## Required work
Write out all of the data without omission, exactly as shown.

## Record excerpts
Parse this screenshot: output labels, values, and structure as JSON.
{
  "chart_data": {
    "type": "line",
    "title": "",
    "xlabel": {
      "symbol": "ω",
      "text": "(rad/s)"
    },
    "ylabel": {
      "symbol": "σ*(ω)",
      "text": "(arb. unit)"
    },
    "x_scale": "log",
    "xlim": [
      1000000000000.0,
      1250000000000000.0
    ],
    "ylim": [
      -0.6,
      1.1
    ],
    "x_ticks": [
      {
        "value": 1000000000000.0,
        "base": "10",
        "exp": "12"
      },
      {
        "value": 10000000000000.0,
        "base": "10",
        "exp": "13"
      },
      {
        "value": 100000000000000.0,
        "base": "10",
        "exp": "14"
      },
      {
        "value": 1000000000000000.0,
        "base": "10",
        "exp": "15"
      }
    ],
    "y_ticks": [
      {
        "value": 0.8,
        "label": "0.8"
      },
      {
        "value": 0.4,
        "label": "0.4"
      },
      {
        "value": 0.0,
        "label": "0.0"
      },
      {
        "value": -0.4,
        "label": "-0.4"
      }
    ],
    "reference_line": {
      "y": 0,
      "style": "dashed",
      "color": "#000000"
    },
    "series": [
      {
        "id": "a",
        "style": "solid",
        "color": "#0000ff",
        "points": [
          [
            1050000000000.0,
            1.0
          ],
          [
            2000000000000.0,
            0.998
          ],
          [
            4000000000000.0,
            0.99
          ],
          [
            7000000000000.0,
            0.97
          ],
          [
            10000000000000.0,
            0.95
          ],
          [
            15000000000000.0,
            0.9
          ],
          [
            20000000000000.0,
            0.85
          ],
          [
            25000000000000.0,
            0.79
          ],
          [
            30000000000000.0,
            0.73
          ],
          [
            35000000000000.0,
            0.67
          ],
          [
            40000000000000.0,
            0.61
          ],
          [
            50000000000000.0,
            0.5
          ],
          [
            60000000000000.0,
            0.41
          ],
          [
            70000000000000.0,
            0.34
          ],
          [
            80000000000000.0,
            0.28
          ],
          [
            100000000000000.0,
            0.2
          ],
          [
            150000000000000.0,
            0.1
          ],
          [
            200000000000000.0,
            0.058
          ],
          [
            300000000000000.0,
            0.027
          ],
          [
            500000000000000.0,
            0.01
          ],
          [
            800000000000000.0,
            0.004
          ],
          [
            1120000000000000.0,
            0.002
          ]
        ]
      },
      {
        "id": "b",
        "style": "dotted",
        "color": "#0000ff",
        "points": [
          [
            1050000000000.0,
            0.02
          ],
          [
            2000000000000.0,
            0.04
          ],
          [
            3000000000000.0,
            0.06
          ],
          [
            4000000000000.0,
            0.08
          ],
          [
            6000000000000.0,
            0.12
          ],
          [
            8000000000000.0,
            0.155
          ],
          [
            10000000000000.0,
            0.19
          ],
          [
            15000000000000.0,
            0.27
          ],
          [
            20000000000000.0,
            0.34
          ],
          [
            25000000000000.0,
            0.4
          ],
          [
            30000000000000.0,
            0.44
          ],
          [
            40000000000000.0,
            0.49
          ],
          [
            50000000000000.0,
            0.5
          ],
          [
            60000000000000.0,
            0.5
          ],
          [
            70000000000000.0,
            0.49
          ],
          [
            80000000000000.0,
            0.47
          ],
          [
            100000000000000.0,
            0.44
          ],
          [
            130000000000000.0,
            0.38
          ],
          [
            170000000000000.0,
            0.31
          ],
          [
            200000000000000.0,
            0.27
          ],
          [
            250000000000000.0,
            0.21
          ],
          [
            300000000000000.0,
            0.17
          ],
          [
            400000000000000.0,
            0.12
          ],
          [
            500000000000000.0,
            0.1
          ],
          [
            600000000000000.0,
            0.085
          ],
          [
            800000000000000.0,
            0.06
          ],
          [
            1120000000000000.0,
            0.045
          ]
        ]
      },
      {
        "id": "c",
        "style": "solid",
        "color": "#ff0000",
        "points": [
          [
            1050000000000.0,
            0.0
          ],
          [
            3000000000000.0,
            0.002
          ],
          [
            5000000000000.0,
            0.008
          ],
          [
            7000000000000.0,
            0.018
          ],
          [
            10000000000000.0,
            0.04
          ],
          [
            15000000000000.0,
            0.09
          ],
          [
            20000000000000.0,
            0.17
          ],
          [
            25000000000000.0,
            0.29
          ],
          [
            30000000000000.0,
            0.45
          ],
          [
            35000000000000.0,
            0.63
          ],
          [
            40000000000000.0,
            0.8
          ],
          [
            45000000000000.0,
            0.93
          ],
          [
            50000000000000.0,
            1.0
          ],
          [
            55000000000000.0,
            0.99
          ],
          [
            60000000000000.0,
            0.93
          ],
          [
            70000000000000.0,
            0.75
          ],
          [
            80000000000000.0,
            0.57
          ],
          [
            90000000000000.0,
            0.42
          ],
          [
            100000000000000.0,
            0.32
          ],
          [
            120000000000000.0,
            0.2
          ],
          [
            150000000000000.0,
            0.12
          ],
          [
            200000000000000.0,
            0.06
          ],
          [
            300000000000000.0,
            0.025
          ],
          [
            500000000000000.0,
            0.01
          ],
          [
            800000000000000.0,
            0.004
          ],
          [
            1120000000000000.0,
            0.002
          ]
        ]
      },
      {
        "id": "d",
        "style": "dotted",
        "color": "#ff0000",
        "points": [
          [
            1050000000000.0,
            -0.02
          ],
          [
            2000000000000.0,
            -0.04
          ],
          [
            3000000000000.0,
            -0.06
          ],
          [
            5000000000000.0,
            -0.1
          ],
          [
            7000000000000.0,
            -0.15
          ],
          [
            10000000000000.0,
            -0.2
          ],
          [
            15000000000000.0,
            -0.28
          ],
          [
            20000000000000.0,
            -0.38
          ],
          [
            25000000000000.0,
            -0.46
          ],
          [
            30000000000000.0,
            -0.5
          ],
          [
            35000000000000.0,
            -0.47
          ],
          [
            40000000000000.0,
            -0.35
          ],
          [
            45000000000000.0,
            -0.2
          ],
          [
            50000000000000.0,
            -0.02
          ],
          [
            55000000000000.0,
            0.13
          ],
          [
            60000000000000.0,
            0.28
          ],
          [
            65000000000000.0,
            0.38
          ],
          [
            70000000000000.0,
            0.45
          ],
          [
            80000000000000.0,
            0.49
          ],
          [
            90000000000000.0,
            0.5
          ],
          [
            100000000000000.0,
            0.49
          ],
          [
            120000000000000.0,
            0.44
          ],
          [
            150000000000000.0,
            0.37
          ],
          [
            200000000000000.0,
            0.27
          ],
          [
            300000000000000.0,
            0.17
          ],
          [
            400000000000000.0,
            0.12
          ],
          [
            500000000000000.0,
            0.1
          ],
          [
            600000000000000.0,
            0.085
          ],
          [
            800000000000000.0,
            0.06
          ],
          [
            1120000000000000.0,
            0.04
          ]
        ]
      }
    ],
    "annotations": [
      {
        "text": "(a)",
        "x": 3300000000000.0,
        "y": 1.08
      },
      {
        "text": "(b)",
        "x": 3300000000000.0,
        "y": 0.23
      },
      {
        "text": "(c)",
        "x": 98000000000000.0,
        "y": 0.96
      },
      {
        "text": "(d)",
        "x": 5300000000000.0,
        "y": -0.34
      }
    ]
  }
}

## The completed task
Parse this screenshot: output labels, values, and structure as JSON.
{
  "chart_data": {
    "type": "line",
    "title": "",
    "xlabel": {
      "symbol": "ω",
      "text": "(rad/s)"
    },
    "ylabel": {
      "symbol": "σ*(ω)",
      "text": "(arb. unit)"
    },
    "x_scale": "log",
    "xlim": [
      1000000000000.0,
      1250000000000000.0
    ],
    "ylim": [
      -0.6,
      1.1
    ],
    "x_ticks": [
      {
        "value": 1000000000000.0,
        "base": "10",
        "exp": "12"
      },
      {
        "value": 10000000000000.0,
        "base": "10",
        "exp": "13"
      },
      {
        "value": 100000000000000.0,
        "base": "10",
        "exp": "14"
      },
      {
        "value": 1000000000000000.0,
        "base": "10",
        "exp": "15"
      }
    ],
    "y_ticks": [
      {
        "value": 0.8,
        "label": "0.8"
      },
      {
        "value": 0.4,
        "label": "0.4"
      },
      {
        "value": 0.0,
        "label": "0.0"
      },
      {
        "value": -0.4,
        "label": "-0.4"
      }
    ],
    "reference_line": {
      "y": 0,
      "style": "dashed",
      "color": "#000000"
    },
    "series": [
      {
        "id": "a",
        "style": "solid",
        "color": "#0000ff",
        "points": [
          [
            1050000000000.0,
            1.0
          ],
          [
            2000000000000.0,
            0.998
          ],
          [
            4000000000000.0,
            0.99
          ],
          [
            7000000000000.0,
            0.97
          ],
          [
            10000000000000.0,
            0.95
          ],
          [
            15000000000000.0,
            0.9
          ],
          [
            20000000000000.0,
            0.85
          ],
          [
            25000000000000.0,
            0.79
          ],
          [
            30000000000000.0,
            0.73
          ],
          [
            35000000000000.0,
            0.67
          ],
          [
            40000000000000.0,
            0.61
          ],
          [
            50000000000000.0,
            0.5
          ],
          [
            60000000000000.0,
            0.41
          ],
          [
            70000000000000.0,
            0.34
          ],
          [
            80000000000000.0,
            0.28
          ],
          [
            100000000000000.0,
            0.2
          ],
          [
            150000000000000.0,
            0.1
          ],
          [
            200000000000000.0,
            0.058
          ],
          [
            300000000000000.0,
            0.027
          ],
          [
            500000000000000.0,
            0.01
          ],
          [
            800000000000000.0,
            0.004
          ],
          [
            1120000000000000.0,
            0.002
          ]
        ]
      },
      {
        "id": "b",
        "style": "dotted",
        "color": "#0000ff",
        "points": [
          [
            1050000000000.0,
            0.02
          ],
          [
            2000000000000.0,
            0.04
          ],
          [
            3000000000000.0,
            0.06
          ],
          [
            4000000000000.0,
            0.08
          ],
          [
            6000000000000.0,
            0.12
          ],
          [
            8000000000000.0,
            0.155
          ],
          [
            10000000000000.0,
            0.19
          ],
          [
            15000000000000.0,
            0.27
          ],
          [
            20000000000000.0,
            0.34
          ],
          [
            25000000000000.0,
            0.4
          ],
          [
            30000000000000.0,
            0.44
          ],
          [
            40000000000000.0,
            0.49
          ],
          [
            50000000000000.0,
            0.5
          ],
          [
            60000000000000.0,
            0.5
          ],
          [
            70000000000000.0,
            0.49
          ],
          [
            80000000000000.0,
            0.47
          ],
          [
            100000000000000.0,
            0.44
          ],
          [
            130000000000000.0,
            0.38
          ],
          [
            170000000000000.0,
            0.31
          ],
          [
            200000000000000.0,
            0.27
          ],
          [
            250000000000000.0,
            0.21
          ],
          [
            300000000000000.0,
            0.17
          ],
          [
            400000000000000.0,
            0.12
          ],
          [
            500000000000000.0,
            0.1
          ],
          [
            600000000000000.0,
            0.085
          ],
          [
            800000000000000.0,
            0.06
          ],
          [
            1120000000000000.0,
            0.045
          ]
        ]
      },
      {
        "id": "c",
        "style": "solid",
        "color": "#ff0000",
        "points": [
          [
            1050000000000.0,
            0.0
          ],
          [
            3000000000000.0,
            0.002
          ],
          [
            5000000000000.0,
            0.008
          ],
          [
            7000000000000.0,
            0.018
          ],
          [
            10000000000000.0,
            0.04
          ],
          [
            15000000000000.0,
            0.09
          ],
          [
            20000000000000.0,
            0.17
          ],
          [
            25000000000000.0,
            0.29
          ],
          [
            30000000000000.0,
            0.45
          ],
          [
            35000000000000.0,
            0.63
          ],
          [
            40000000000000.0,
            0.8
          ],
          [
            45000000000000.0,
            0.93
          ],
          [
            50000000000000.0,
            1.0
          ],
          [
            55000000000000.0,
            0.99
          ],
          [
            60000000000000.0,
            0.93
          ],
          [
            70000000000000.0,
            0.75
          ],
          [
            80000000000000.0,
            0.57
          ],
          [
            90000000000000.0,
            0.42
          ],
          [
            100000000000000.0,
            0.32
          ],
          [
            120000000000000.0,
            0.2
          ],
          [
            150000000000000.0,
            0.12
          ],
          [
            200000000000000.0,
            0.06
          ],
          [
            300000000000000.0,
            0.025
          ],
          [
            500000000000000.0,
            0.01
          ],
          [
            800000000000000.0,
            0.004
          ],
          [
            1120000000000000.0,
            0.002
          ]
        ]
      },
      {
        "id": "d",
        "style": "dotted",
        "color": "#ff0000",
        "points": [
          [
            1050000000000.0,
            -0.02
          ],
          [
            2000000000000.0,
            -0.04
          ],
          [
            3000000000000.0,
            -0.06
          ],
          [
            5000000000000.0,
            -0.1
          ],
          [
            7000000000000.0,
            -0.15
          ],
          [
            10000000000000.0,
            -0.2
          ],
          [
            15000000000000.0,
            -0.28
          ],
          [
            20000000000000.0,
            -0.38
          ],
          [
            25000000000000.0,
            -0.46
          ],
          [
            30000000000000.0,
            -0.5
          ],
          [
            35000000000000.0,
            -0.47
          ],
          [
            40000000000000.0,
            -0.35
          ],
          [
            45000000000000.0,
            -0.2
          ],
          [
            50000000000000.0,
            -0.02
          ],
          [
            55000000000000.0,
            0.13
          ],
          [
            60000000000000.0,
            0.28
          ],
          [
            65000000000000.0,
            0.38
          ],
          [
            70000000000000.0,
            0.45
          ],
          [
            80000000000000.0,
            0.49
          ],
          [
            90000000000000.0,
            0.5
          ],
          [
            100000000000000.0,
            0.49
          ],
          [
            120000000000000.0,
            0.44
          ],
          [
            150000000000000.0,
            0.37
          ],
          [
            200000000000000.0,
            0.27
          ],
          [
            300000000000000.0,
            0.17
          ],
          [
            400000000000000.0,
            0.12
          ],
          [
            500000000000000.0,
            0.1
          ],
          [
            600000000000000.0,
            0.085
          ],
          [
            800000000000000.0,
            0.06
          ],
          [
            1120000000000000.0,
            0.04
          ]
        ]
      }
    ],
    "annotations": [
      {
        "text": "(a)",
        "x": 3300000000000.0,
        "y": 1.08
      },
      {
        "text": "(b)",
        "x": 3300000000000.0,
        "y": 0.23
      },
      {
        "text": "(c)",
        "x": 98000000000000.0,
        "y": 0.96
      },
      {
        "text": "(d)",
        "x": 5300000000000.0,
        "y": -0.34
      }
    ]
  }
}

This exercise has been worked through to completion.